**Task goal**
Pick out every line that holds the string "Expenses" and copy it.

**Excerpted data**
'''
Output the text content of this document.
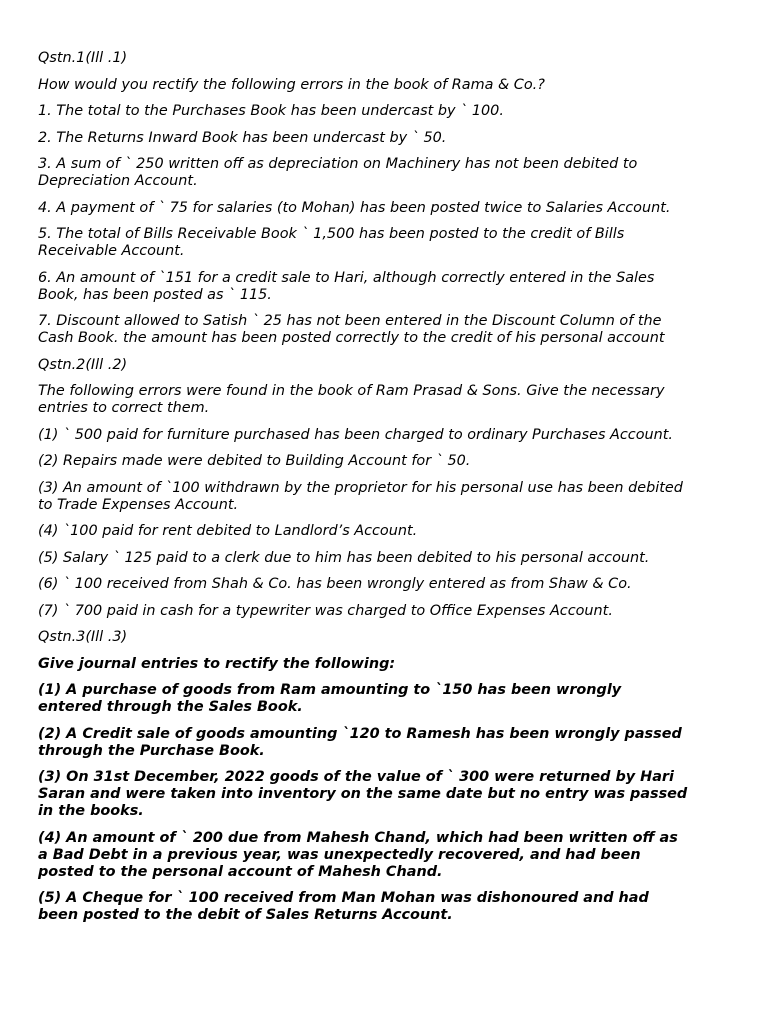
Qstn.1(Ill .1)

How would you rectify the following errors in the book of Rama & Co.?

1. The total to the Purchases Book has been undercast by ` 100.

2. The Returns Inward Book has been undercast by ` 50.

3. A sum of ` 250 written off as depreciation on Machinery has not been debited to Depreciation Account.

4. A payment of ` 75 for salaries (to Mohan) has been posted twice to Salaries Account.

5. The total of Bills Receivable Book ` 1,500 has been posted to the credit of Bills Receivable Account.

6. An amount of `151 for a credit sale to Hari, although correctly entered in the Sales Book, has been posted as ` 115.

7. Discount allowed to Satish ` 25 has not been entered in the Discount Column of the Cash Book. the amount has been posted correctly to the credit of his personal account

Qstn.2(Ill .2)

The following errors were found in the book of Ram Prasad & Sons. Give the necessary entries to correct them.

(1) ` 500 paid for furniture purchased has been charged to ordinary Purchases Account.

(2) Repairs made were debited to Building Account for ` 50.

(3) An amount of `100 withdrawn by the proprietor for his personal use has been debited to Trade Expenses Account.

(4) `100 paid for rent debited to Landlord’s Account.

(5) Salary ` 125 paid to a clerk due to him has been debited to his personal account.

(6) ` 100 received from Shah & Co. has been wrongly entered as from Shaw & Co.

(7) ` 700 paid in cash for a typewriter was charged to Office Expenses Account.

Qstn.3(Ill .3)

Give journal entries to rectify the following:

(1) A purchase of goods from Ram amounting to `150 has been wrongly entered through the Sales Book.

(2) A Credit sale of goods amounting `120 to Ramesh has been wrongly passed through the Purchase Book.

(3) On 31st December, 2022 goods of the value of ` 300 were returned by Hari Saran and were taken into inventory on the same date but no entry was passed in the books.

(4) An amount of ` 200 due from Mahesh Chand, which had been written off as a Bad Debt in a previous year, was unexpectedly recovered, and had been posted to the personal account of Mahesh Chand.

(5) A Cheque for ` 100 received from Man Mohan was dishonoured and had been posted to the debit of Sales Returns Account.
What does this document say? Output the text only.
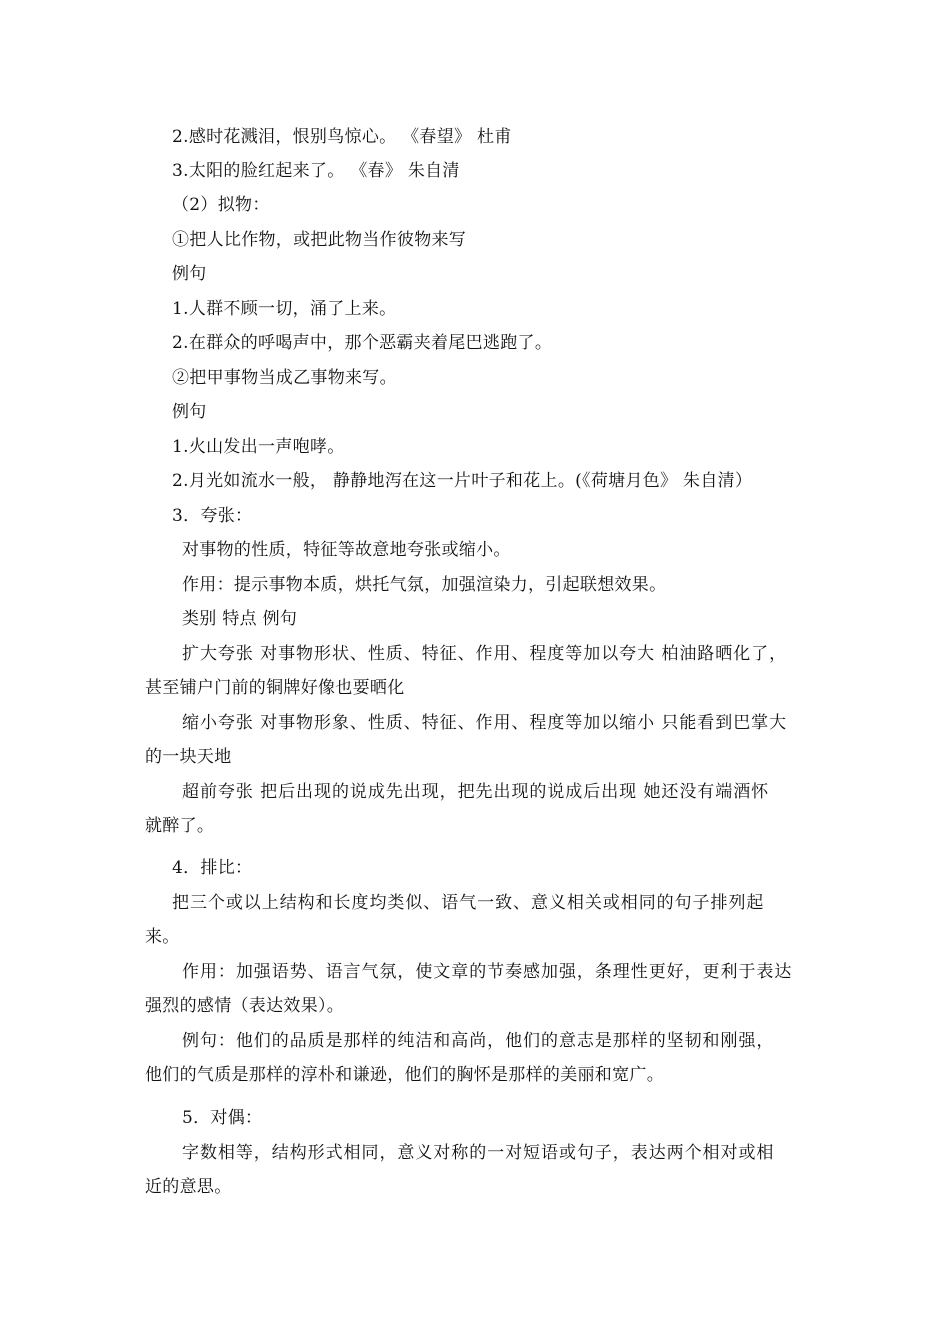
2.感时花溅泪，恨别鸟惊心。 《春望》 杜甫
3.太阳的脸红起来了。 《春》 朱自清
（2）拟物：
①把人比作物，或把此物当作彼物来写
例句
1.人群不顾一切，涌了上来。
2.在群众的呼喝声中，那个恶霸夹着尾巴逃跑了。
②把甲事物当成乙事物来写。
例句
1.火山发出一声咆哮。
2.月光如流水一般， 静静地泻在这一片叶子和花上。(《荷塘月色》 朱自清）
3．夸张：
对事物的性质，特征等故意地夸张或缩小。
作用：提示事物本质，烘托气氛，加强渲染力，引起联想效果。
类别 特点 例句
扩大夸张 对事物形状、性质、特征、作用、程度等加以夸大 柏油路晒化了，
甚至铺户门前的铜牌好像也要晒化
缩小夸张 对事物形象、性质、特征、作用、程度等加以缩小 只能看到巴掌大
的一块天地
超前夸张 把后出现的说成先出现，把先出现的说成后出现 她还没有端酒怀
就醉了。
4．排比：
把三个或以上结构和长度均类似、语气一致、意义相关或相同的句子排列起
来。
作用：加强语势、语言气氛，使文章的节奏感加强，条理性更好，更利于表达
强烈的感情（表达效果）。
例句：他们的品质是那样的纯洁和高尚，他们的意志是那样的坚韧和刚强，
他们的气质是那样的淳朴和谦逊，他们的胸怀是那样的美丽和宽广。
5．对偶：
字数相等，结构形式相同，意义对称的一对短语或句子，表达两个相对或相
近的意思。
'''
**Solution to this task**
(3) An amount of `100 withdrawn by the proprietor for his personal use has been debited to Trade Expenses Account.
(7) ` 700 paid in cash for a typewriter was charged to Office Expenses Account.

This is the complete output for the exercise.